▸ **Passage for review**
★ ★ ★ ★ ★

Baltimore Stood with Standing Rock. I took pictures.

Benjamin Young Savage (ᐱᓐᒋᐱᓐ)
Extra Newsfeed
Published in
3 min readNov 16, 2016

Multiple organizations came out and stood in front of the Baltimore City Crescent Center, which houses the offices of the Army Corps of Engineers.

The Army Corps fast-tracked the Dakota Access Pipeline without proper consultation.

A small group of people gather. Workers on their way home stare puzzled.
An array of cameras looms over the small crowd. Kenny G plays over the speakers, in a strange soundtrack for a protest.
Just inside the glass of the Crescent Building where the Army Corps of Engineers have their offices, security guards laugh and talk with each other. A few of them came outside, and I went up to them. “What do you think of all this?” I asked. “It’s peaceful.” said one. “Gotta do what you gotta do. Change needs to happen.” said the other.
Some onlookers stop and join the crowd, which is now at around 40 people.

★ ★ ★ ★ ★

Write out the Baltimore protest piece again, everything from "Extra Newsfeed" down to "home stare puzzled.", substituting "Commuters" for "Workers". The stored entries are not needed for this work.

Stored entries
★ ★ ★ ★ ★

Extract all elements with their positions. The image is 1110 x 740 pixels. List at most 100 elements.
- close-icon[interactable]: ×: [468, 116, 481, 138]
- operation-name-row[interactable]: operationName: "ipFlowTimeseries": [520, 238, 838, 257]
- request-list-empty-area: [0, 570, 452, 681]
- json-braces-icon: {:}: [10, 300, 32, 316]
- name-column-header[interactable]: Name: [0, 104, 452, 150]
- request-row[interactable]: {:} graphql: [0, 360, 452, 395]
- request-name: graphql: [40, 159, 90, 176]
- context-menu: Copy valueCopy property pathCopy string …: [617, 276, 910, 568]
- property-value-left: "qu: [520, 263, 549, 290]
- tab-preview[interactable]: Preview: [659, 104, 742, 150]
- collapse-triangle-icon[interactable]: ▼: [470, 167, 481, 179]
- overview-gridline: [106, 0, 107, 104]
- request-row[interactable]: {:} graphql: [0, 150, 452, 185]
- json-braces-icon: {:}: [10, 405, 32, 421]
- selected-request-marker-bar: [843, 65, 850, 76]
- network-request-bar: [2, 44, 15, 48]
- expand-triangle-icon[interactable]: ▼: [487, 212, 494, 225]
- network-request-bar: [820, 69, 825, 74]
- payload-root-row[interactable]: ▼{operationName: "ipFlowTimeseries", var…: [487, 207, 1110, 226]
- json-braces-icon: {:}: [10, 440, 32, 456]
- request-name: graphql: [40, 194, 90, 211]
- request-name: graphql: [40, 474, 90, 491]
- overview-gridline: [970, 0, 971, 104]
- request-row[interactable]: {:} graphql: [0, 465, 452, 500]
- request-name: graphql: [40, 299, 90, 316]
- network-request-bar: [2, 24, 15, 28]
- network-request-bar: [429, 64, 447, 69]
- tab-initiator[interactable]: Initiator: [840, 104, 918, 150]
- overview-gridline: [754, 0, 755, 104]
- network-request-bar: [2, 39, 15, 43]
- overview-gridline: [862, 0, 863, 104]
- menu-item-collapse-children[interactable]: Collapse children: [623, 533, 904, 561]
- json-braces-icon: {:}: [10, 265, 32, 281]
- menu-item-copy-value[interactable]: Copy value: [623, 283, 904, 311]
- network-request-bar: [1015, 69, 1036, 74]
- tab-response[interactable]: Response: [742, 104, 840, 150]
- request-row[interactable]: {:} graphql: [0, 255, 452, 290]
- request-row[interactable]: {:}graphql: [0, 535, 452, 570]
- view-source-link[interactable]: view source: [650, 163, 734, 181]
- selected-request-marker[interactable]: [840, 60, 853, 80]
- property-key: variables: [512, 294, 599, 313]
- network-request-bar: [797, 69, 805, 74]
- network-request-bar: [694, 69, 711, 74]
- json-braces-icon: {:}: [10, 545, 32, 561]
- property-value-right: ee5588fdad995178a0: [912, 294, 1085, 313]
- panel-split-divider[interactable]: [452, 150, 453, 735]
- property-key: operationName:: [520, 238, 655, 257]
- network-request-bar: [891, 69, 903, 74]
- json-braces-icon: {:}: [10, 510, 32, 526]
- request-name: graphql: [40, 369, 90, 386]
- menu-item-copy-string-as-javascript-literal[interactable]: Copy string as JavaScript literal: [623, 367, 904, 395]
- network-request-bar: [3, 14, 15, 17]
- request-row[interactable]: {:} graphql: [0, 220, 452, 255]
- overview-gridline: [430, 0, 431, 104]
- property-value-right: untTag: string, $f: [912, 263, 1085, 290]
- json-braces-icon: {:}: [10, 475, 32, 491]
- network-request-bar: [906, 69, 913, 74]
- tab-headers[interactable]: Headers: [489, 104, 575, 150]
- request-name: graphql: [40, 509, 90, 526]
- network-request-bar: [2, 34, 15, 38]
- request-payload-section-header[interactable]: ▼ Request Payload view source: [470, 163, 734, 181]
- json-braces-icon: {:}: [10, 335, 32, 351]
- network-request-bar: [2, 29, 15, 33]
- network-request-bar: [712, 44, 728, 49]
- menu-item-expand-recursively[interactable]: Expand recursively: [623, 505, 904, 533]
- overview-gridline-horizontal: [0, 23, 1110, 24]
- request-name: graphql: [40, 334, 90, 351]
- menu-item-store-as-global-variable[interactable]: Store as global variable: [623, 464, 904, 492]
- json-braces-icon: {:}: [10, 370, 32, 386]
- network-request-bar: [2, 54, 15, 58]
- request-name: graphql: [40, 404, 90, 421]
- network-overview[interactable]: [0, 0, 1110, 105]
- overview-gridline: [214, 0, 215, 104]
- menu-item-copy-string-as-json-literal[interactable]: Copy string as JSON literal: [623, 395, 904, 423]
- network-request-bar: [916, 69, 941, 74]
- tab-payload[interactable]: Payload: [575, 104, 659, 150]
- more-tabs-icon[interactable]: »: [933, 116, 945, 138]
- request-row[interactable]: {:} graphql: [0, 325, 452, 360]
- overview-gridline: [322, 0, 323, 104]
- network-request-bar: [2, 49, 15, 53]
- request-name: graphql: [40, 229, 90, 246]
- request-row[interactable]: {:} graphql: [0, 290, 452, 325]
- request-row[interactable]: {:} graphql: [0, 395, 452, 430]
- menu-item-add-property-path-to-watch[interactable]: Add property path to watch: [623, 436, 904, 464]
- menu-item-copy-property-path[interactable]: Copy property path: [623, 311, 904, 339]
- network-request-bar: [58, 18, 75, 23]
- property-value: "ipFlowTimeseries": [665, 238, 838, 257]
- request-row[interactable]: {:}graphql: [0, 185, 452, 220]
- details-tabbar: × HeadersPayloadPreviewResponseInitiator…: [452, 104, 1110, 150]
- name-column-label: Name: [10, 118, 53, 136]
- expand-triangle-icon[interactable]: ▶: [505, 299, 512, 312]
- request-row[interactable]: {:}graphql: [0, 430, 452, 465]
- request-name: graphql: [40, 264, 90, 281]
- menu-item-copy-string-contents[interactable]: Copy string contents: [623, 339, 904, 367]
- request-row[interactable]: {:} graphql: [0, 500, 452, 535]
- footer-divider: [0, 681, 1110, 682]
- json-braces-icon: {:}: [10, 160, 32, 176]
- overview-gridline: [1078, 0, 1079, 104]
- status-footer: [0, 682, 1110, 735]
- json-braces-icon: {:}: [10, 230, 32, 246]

★ ★ ★ ★ ★

▸ **Response area**
Extra Newsfeed
Published in
3 min readNov 16, 2016

Multiple organizations came out and stood in front of the Baltimore City Crescent Center, which houses the offices of the Army Corps of Engineers.

The Army Corps fast-tracked the Dakota Access Pipeline without proper consultation.

A small group of people gather. Commuters on their way home stare puzzled.